Extracted data entries:
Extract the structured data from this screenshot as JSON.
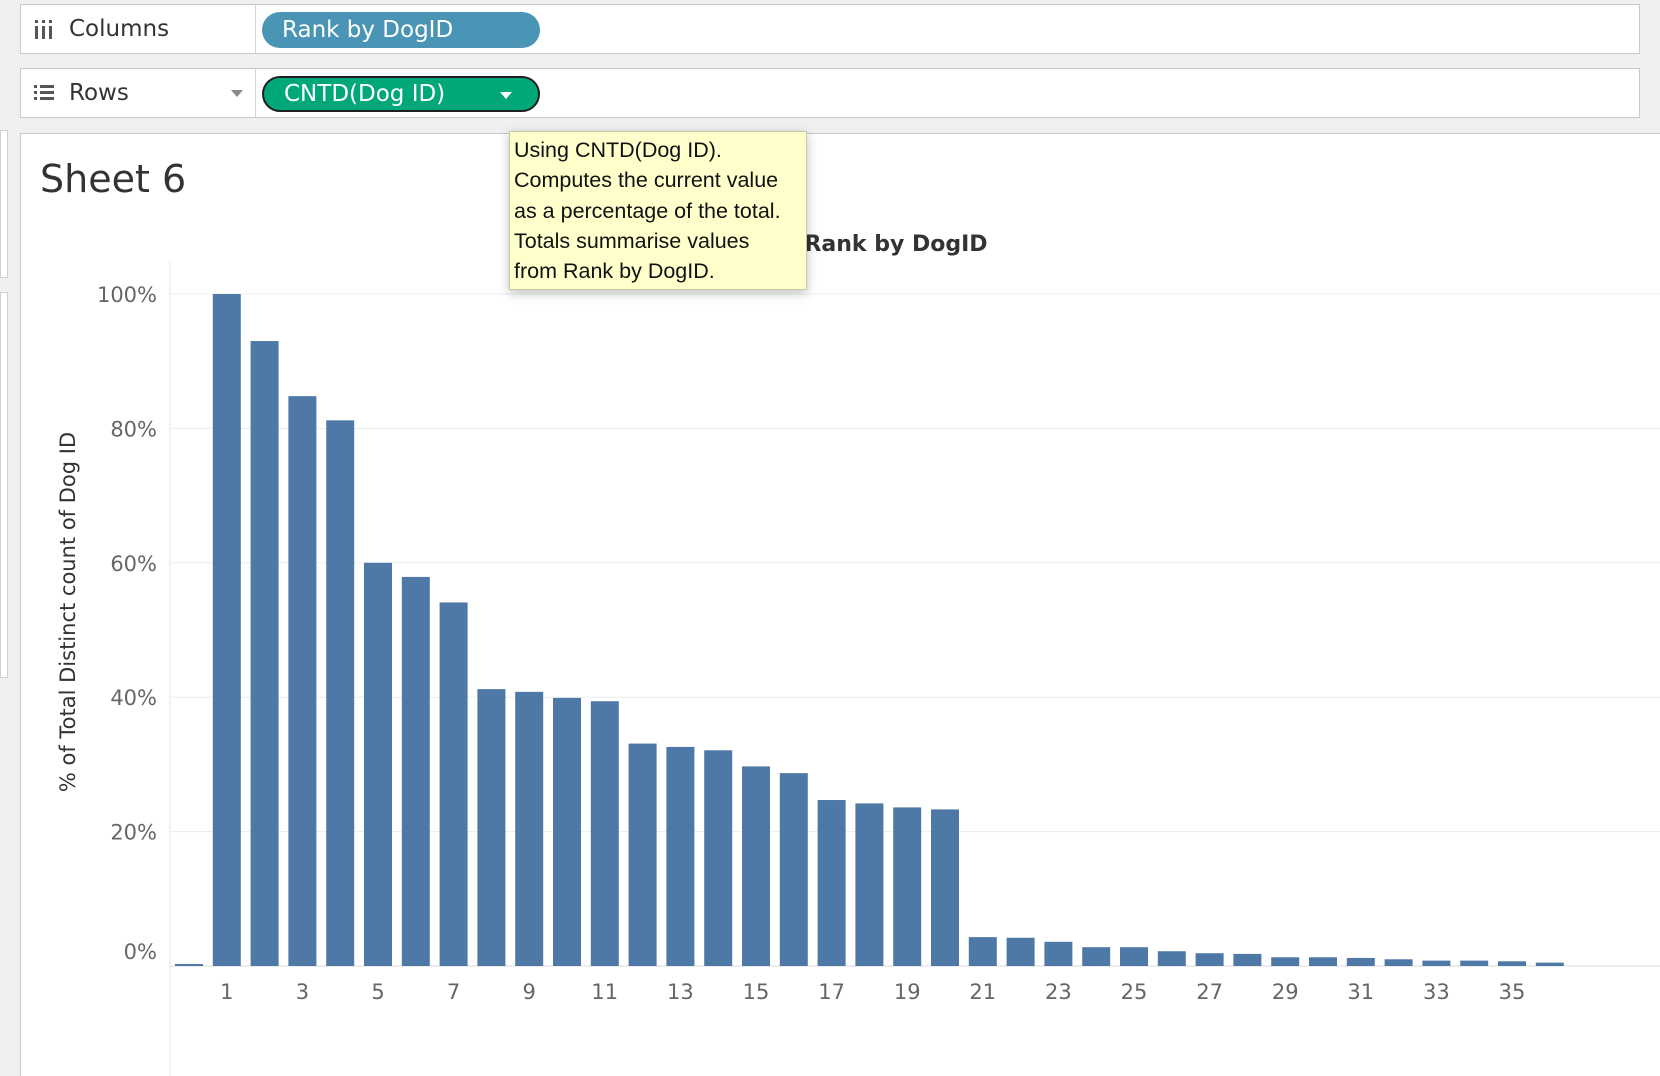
{
  "shelves": {
    "columns": {
      "label": "Columns",
      "icon": "columns-shelf-icon",
      "pill": "Rank by DogID"
    },
    "rows": {
      "label": "Rows",
      "icon": "rows-shelf-icon",
      "pill": "CNTD(Dog ID)"
    }
  },
  "sheet": {
    "title": "Sheet 6"
  },
  "tooltip": {
    "lines": [
      "Using CNTD(Dog ID).",
      "Computes the current value",
      "as a percentage of the total.",
      "Totals summarise values",
      "from Rank by DogID."
    ]
  },
  "colors": {
    "bar": "#4e79a7",
    "columns_pill": "#4a94b5",
    "rows_pill": "#00a879"
  },
  "chart_data": {
    "type": "bar",
    "xlabel": "Rank by DogID",
    "ylabel": "% of Total Distinct count of Dog ID",
    "ylim": [
      0,
      100
    ],
    "y_ticks": [
      "0%",
      "20%",
      "40%",
      "60%",
      "80%",
      "100%"
    ],
    "x_tick_labels": [
      "1",
      "3",
      "5",
      "7",
      "9",
      "11",
      "13",
      "15",
      "17",
      "19",
      "21",
      "23",
      "25",
      "27",
      "29",
      "31",
      "33",
      "35"
    ],
    "grid": true,
    "categories": [
      0,
      1,
      2,
      3,
      4,
      5,
      6,
      7,
      8,
      9,
      10,
      11,
      12,
      13,
      14,
      15,
      16,
      17,
      18,
      19,
      20,
      21,
      22,
      23,
      24,
      25,
      26,
      27,
      28,
      29,
      30,
      31,
      32,
      33,
      34,
      35,
      36
    ],
    "values": [
      0.3,
      100,
      93,
      84.8,
      81.2,
      60,
      57.9,
      54.1,
      41.2,
      40.8,
      39.9,
      39.4,
      33.1,
      32.6,
      32.1,
      29.7,
      28.7,
      24.7,
      24.2,
      23.6,
      23.3,
      4.3,
      4.2,
      3.6,
      2.8,
      2.8,
      2.2,
      1.9,
      1.8,
      1.3,
      1.3,
      1.2,
      1.0,
      0.8,
      0.8,
      0.7,
      0.5
    ]
  }
}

• To be done: Where a line holds "shelf", copy it out.

• Answer to this exercise:
      "icon": "columns-shelf-icon",
      "icon": "rows-shelf-icon",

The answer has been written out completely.